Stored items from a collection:
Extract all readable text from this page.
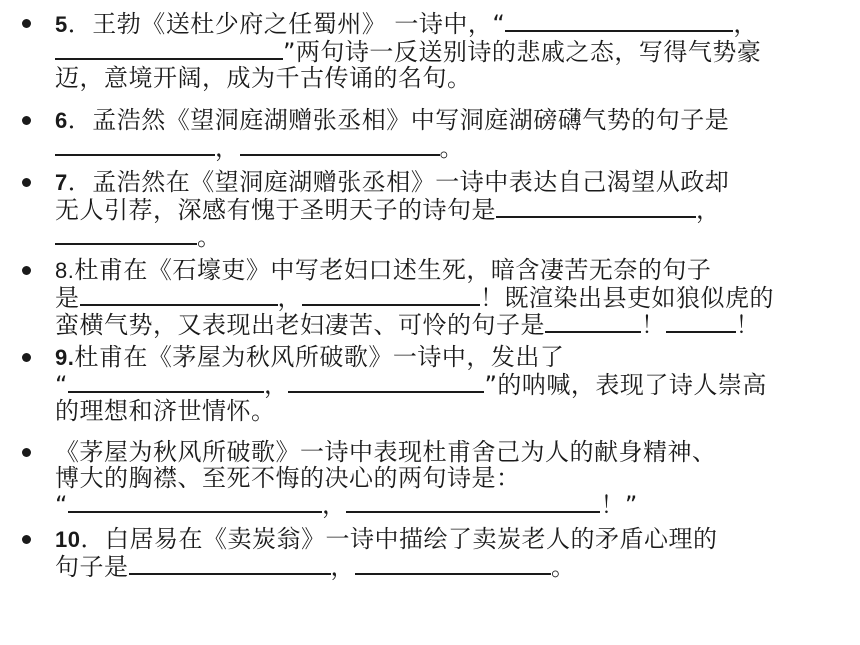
5．王勃《送杜少府之任蜀州》 一诗中，“	，
”两句诗一反送别诗的悲戚之态，写得气势豪
迈，意境开阔，成为千古传诵的名句。
6．孟浩然《望洞庭湖赠张丞相》中写洞庭湖磅礴气势的句子是
，	。
7．孟浩然在《望洞庭湖赠张丞相》一诗中表达自己渴望从政却
无人引荐，深感有愧于圣明天子的诗句是	，
。
8.杜甫在《石壕吏》中写老妇口述生死，暗含凄苦无奈的句子
是	，	！既渲染出县吏如狼似虎的
蛮横气势，又表现出老妇凄苦、可怜的句子是	！	！
9.杜甫在《茅屋为秋风所破歌》一诗中，发出了
“	，	”的呐喊，表现了诗人崇高
的理想和济世情怀。
《茅屋为秋风所破歌》一诗中表现杜甫舍己为人的献身精神、
博大的胸襟、至死不悔的决心的两句诗是：
“	，	！”
10．白居易在《卖炭翁》一诗中描绘了卖炭老人的矛盾心理的
句子是	，	。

WHAT YOU WILL DO => Return the listing above word for word, with the pictures removed.

EXERCISE SOLUTION =>
Extract all readable text from this page.
5．王勃《送杜少府之任蜀州》 一诗中，“	，
”两句诗一反送别诗的悲戚之态，写得气势豪
迈，意境开阔，成为千古传诵的名句。
6．孟浩然《望洞庭湖赠张丞相》中写洞庭湖磅礴气势的句子是
，	。
7．孟浩然在《望洞庭湖赠张丞相》一诗中表达自己渴望从政却
无人引荐，深感有愧于圣明天子的诗句是	，
。
8.杜甫在《石壕吏》中写老妇口述生死，暗含凄苦无奈的句子
是	，	！既渲染出县吏如狼似虎的
蛮横气势，又表现出老妇凄苦、可怜的句子是	！	！
9.杜甫在《茅屋为秋风所破歌》一诗中，发出了
“	，	”的呐喊，表现了诗人崇高
的理想和济世情怀。
《茅屋为秋风所破歌》一诗中表现杜甫舍己为人的献身精神、
博大的胸襟、至死不悔的决心的两句诗是：
“	，	！”
10．白居易在《卖炭翁》一诗中描绘了卖炭老人的矛盾心理的
句子是	，	。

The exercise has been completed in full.